### INPUT DATA
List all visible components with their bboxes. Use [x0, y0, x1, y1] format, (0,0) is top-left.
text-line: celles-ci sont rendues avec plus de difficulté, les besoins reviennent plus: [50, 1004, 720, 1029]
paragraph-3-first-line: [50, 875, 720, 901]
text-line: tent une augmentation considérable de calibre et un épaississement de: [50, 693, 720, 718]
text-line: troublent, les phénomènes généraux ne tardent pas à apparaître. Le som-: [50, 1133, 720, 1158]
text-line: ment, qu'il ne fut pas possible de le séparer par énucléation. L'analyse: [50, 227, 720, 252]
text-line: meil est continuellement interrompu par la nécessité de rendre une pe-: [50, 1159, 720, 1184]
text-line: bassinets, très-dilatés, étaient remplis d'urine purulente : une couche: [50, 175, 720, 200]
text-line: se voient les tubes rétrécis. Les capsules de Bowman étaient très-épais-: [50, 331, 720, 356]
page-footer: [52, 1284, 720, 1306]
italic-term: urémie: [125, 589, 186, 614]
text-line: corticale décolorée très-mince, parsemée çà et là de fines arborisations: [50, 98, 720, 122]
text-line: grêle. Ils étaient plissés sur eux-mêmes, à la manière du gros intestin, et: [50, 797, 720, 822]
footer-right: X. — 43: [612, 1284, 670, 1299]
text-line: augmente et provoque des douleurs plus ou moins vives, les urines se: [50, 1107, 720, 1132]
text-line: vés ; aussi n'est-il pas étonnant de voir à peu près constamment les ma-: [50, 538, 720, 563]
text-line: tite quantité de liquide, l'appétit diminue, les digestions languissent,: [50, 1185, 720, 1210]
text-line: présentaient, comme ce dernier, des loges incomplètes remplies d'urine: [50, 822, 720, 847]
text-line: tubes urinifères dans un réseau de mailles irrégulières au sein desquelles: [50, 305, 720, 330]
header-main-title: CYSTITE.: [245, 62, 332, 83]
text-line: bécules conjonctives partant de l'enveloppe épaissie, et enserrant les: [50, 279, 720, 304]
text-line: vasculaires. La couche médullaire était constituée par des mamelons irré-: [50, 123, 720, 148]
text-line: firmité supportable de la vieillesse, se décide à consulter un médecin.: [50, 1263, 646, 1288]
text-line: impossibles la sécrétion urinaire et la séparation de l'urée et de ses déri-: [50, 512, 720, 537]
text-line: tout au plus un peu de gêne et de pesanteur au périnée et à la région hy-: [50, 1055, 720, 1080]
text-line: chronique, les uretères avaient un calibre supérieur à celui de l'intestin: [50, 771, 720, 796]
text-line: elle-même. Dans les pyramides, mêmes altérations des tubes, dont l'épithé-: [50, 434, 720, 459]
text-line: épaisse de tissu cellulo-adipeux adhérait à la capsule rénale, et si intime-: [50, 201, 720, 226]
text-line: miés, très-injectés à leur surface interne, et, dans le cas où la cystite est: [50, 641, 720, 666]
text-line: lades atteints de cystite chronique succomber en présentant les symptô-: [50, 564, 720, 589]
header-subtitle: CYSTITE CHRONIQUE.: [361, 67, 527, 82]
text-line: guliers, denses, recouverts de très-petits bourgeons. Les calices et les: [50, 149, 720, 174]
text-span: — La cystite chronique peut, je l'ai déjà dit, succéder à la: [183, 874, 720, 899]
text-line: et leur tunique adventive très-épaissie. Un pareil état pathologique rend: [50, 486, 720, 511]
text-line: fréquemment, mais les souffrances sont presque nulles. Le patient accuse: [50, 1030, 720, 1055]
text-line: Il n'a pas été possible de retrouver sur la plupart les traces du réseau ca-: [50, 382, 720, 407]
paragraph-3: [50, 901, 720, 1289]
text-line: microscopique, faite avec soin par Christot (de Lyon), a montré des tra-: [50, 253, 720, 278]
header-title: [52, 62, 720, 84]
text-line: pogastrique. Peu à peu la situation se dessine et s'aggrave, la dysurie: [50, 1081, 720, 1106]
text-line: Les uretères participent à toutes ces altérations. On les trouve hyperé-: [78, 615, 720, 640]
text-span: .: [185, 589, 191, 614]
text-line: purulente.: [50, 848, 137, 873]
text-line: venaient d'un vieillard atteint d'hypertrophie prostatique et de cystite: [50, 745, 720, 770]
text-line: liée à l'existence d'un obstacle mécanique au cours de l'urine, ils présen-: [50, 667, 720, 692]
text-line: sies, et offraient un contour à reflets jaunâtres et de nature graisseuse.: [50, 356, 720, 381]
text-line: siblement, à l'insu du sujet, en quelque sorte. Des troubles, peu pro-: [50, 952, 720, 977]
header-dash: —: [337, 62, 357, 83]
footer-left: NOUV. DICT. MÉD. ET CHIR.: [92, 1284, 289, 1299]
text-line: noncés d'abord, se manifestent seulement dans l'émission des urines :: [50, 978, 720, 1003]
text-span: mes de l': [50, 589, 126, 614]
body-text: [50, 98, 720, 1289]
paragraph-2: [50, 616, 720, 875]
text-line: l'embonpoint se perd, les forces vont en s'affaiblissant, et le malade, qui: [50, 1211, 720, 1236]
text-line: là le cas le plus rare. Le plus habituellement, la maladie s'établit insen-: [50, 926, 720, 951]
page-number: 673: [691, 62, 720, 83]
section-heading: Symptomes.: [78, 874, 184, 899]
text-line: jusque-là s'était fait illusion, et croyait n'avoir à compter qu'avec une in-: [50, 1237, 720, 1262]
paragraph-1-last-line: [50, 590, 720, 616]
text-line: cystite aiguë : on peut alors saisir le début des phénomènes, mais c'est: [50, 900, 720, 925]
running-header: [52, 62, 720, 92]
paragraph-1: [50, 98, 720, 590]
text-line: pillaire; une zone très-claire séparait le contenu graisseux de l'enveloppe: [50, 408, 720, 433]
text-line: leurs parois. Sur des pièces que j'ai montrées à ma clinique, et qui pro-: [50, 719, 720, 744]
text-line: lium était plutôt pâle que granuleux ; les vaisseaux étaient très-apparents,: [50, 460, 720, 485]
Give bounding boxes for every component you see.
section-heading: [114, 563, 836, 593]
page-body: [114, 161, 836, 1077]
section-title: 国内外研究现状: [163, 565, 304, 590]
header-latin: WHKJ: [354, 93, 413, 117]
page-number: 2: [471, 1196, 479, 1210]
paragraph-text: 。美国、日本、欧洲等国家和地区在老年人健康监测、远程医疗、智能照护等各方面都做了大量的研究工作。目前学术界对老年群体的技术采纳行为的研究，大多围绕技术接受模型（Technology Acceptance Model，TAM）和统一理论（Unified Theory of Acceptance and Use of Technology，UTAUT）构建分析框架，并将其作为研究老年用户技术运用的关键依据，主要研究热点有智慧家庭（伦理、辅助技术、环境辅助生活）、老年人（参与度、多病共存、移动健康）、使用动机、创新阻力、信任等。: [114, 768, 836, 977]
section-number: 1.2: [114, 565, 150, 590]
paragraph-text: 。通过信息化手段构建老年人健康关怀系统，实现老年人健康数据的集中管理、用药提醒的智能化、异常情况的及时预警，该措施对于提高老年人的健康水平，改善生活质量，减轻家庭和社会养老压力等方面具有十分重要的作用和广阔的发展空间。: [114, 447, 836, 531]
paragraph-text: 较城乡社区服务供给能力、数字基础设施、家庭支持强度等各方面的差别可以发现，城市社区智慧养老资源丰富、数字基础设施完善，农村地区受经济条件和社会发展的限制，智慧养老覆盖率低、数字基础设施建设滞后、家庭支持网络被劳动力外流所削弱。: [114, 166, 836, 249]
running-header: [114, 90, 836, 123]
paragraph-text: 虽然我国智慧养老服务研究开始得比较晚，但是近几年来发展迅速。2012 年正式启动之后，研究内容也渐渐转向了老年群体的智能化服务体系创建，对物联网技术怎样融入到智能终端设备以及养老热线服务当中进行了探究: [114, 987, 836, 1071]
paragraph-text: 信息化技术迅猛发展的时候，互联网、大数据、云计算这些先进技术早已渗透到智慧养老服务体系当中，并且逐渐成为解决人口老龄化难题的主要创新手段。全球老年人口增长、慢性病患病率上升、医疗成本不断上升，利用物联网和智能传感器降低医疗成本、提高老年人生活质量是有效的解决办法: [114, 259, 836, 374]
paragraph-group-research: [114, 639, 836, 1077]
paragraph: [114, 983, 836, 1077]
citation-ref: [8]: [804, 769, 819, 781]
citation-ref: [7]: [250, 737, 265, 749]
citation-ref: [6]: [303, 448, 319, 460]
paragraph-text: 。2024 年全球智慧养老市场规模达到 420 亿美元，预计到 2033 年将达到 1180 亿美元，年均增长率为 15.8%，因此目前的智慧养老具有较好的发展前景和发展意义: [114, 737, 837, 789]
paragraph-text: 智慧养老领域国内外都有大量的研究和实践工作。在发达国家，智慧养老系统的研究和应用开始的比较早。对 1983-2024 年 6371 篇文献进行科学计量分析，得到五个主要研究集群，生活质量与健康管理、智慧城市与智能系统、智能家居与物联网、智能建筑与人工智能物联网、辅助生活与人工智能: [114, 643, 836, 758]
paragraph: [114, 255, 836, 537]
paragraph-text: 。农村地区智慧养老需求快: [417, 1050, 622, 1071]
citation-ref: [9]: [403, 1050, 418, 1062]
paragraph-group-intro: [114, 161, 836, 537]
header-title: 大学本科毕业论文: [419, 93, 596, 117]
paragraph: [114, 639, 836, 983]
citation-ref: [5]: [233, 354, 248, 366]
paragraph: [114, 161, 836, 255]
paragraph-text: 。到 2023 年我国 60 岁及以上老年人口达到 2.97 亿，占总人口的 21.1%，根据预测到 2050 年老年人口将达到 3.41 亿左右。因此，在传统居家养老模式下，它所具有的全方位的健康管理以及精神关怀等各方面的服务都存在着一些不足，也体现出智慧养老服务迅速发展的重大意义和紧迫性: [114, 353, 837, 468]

### GIVEN TASK
Please reproduce the data above word for word, starting with its very first line and going on through the line that contains "text-line: augmente et", including both of those lines.

### SOLVED EXERCISE
List all visible components with their bboxes. Use [x0, y0, x1, y1] format, (0,0) is top-left.
text-line: celles-ci sont rendues avec plus de difficulté, les besoins reviennent plus: [50, 1004, 720, 1029]
paragraph-3-first-line: [50, 875, 720, 901]
text-line: tent une augmentation considérable de calibre et un épaississement de: [50, 693, 720, 718]
text-line: troublent, les phénomènes généraux ne tardent pas à apparaître. Le som-: [50, 1133, 720, 1158]
text-line: ment, qu'il ne fut pas possible de le séparer par énucléation. L'analyse: [50, 227, 720, 252]
text-line: meil est continuellement interrompu par la nécessité de rendre une pe-: [50, 1159, 720, 1184]
text-line: bassinets, très-dilatés, étaient remplis d'urine purulente : une couche: [50, 175, 720, 200]
text-line: se voient les tubes rétrécis. Les capsules de Bowman étaient très-épais-: [50, 331, 720, 356]
page-footer: [52, 1284, 720, 1306]
italic-term: urémie: [125, 589, 186, 614]
text-line: corticale décolorée très-mince, parsemée çà et là de fines arborisations: [50, 98, 720, 122]
text-line: grêle. Ils étaient plissés sur eux-mêmes, à la manière du gros intestin, et: [50, 797, 720, 822]
footer-right: X. — 43: [612, 1284, 670, 1299]
text-line: augmente et provoque des douleurs plus ou moins vives, les urines se: [50, 1107, 720, 1132]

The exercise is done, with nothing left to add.